● TASK PROMPT:
Count every line where "左侧颈部" shows up, and give that number only.

● GIVEN RECORDS:
_ _ _

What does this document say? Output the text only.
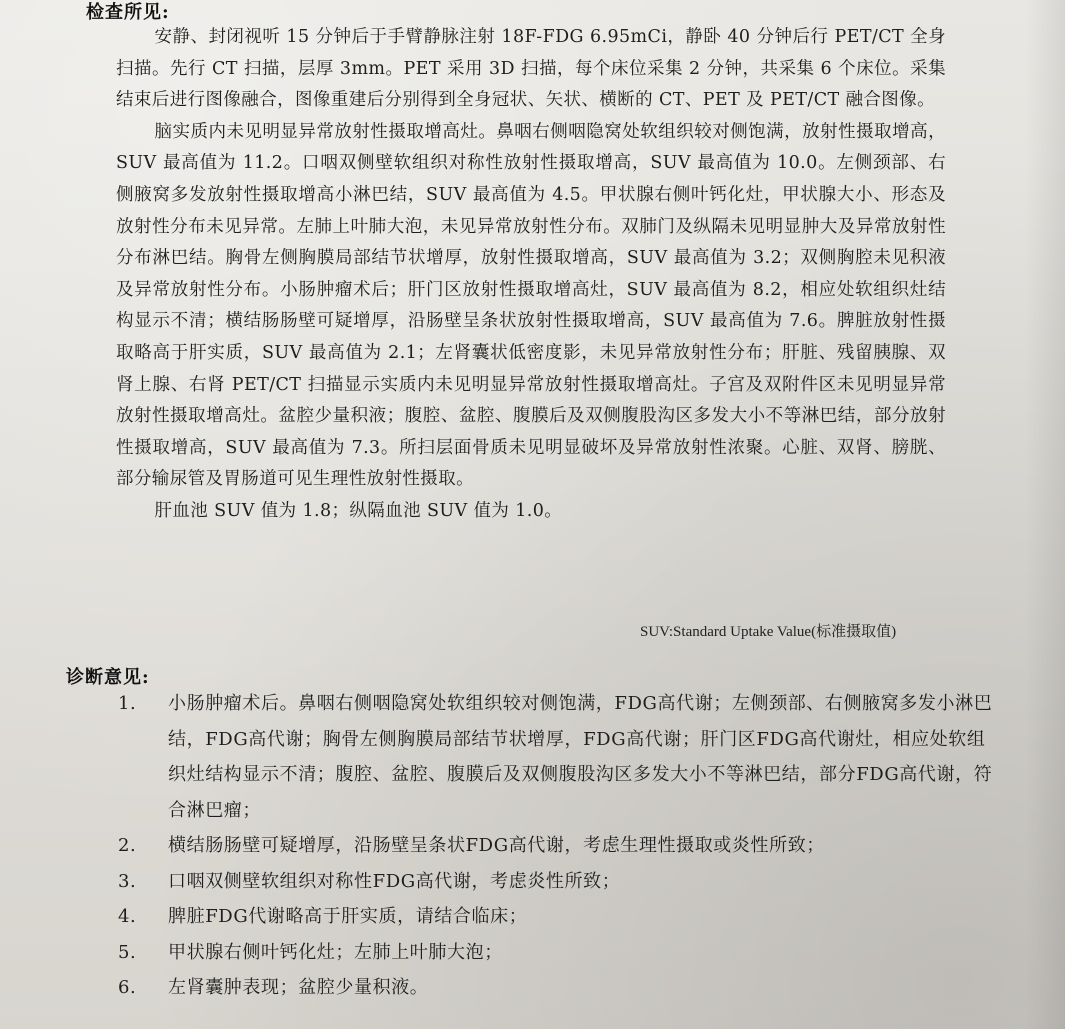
检查所见:

安静、封闭视听 15 分钟后于手臂静脉注射 18F-FDG 6.95mCi，静卧 40 分钟后行 PET/CT 全身扫描。先行 CT 扫描，层厚 3mm。PET 采用 3D 扫描，每个床位采集 2 分钟，共采集 6 个床位。采集结束后进行图像融合，图像重建后分别得到全身冠状、矢状、横断的 CT、PET 及 PET/CT 融合图像。

脑实质内未见明显异常放射性摄取增高灶。鼻咽右侧咽隐窝处软组织较对侧饱满，放射性摄取增高，SUV 最高值为 11.2。口咽双侧壁软组织对称性放射性摄取增高，SUV 最高值为 10.0。左侧颈部、右侧腋窝多发放射性摄取增高小淋巴结，SUV 最高值为 4.5。甲状腺右侧叶钙化灶，甲状腺大小、形态及放射性分布未见异常。左肺上叶肺大泡，未见异常放射性分布。双肺门及纵隔未见明显肿大及异常放射性分布淋巴结。胸骨左侧胸膜局部结节状增厚，放射性摄取增高，SUV 最高值为 3.2；双侧胸腔未见积液及异常放射性分布。小肠肿瘤术后；肝门区放射性摄取增高灶，SUV 最高值为 8.2，相应处软组织灶结构显示不清；横结肠肠壁可疑增厚，沿肠壁呈条状放射性摄取增高，SUV 最高值为 7.6。脾脏放射性摄取略高于肝实质，SUV 最高值为 2.1；左肾囊状低密度影，未见异常放射性分布；肝脏、残留胰腺、双肾上腺、右肾 PET/CT 扫描显示实质内未见明显异常放射性摄取增高灶。子宫及双附件区未见明显异常放射性摄取增高灶。盆腔少量积液；腹腔、盆腔、腹膜后及双侧腹股沟区多发大小不等淋巴结，部分放射性摄取增高，SUV 最高值为 7.3。所扫层面骨质未见明显破坏及异常放射性浓聚。心脏、双肾、膀胱、部分输尿管及胃肠道可见生理性放射性摄取。

肝血池 SUV 值为 1.8；纵隔血池 SUV 值为 1.0。

SUV:Standard Uptake Value(标准摄取值)
诊断意见:
1. 小肠肿瘤术后。鼻咽右侧咽隐窝处软组织较对侧饱满，FDG高代谢；左侧颈部、右侧腋窝多发小淋巴结，FDG高代谢；胸骨左侧胸膜局部结节状增厚，FDG高代谢；肝门区FDG高代谢灶，相应处软组织灶结构显示不清；腹腔、盆腔、腹膜后及双侧腹股沟区多发大小不等淋巴结，部分FDG高代谢，符合淋巴瘤；
2. 横结肠肠壁可疑增厚，沿肠壁呈条状FDG高代谢，考虑生理性摄取或炎性所致；
3. 口咽双侧壁软组织对称性FDG高代谢，考虑炎性所致；
4. 脾脏FDG代谢略高于肝实质，请结合临床；
5. 甲状腺右侧叶钙化灶；左肺上叶肺大泡；
6. 左肾囊肿表现；盆腔少量积液。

_ _ _

● EXERCISE ANSWER:
2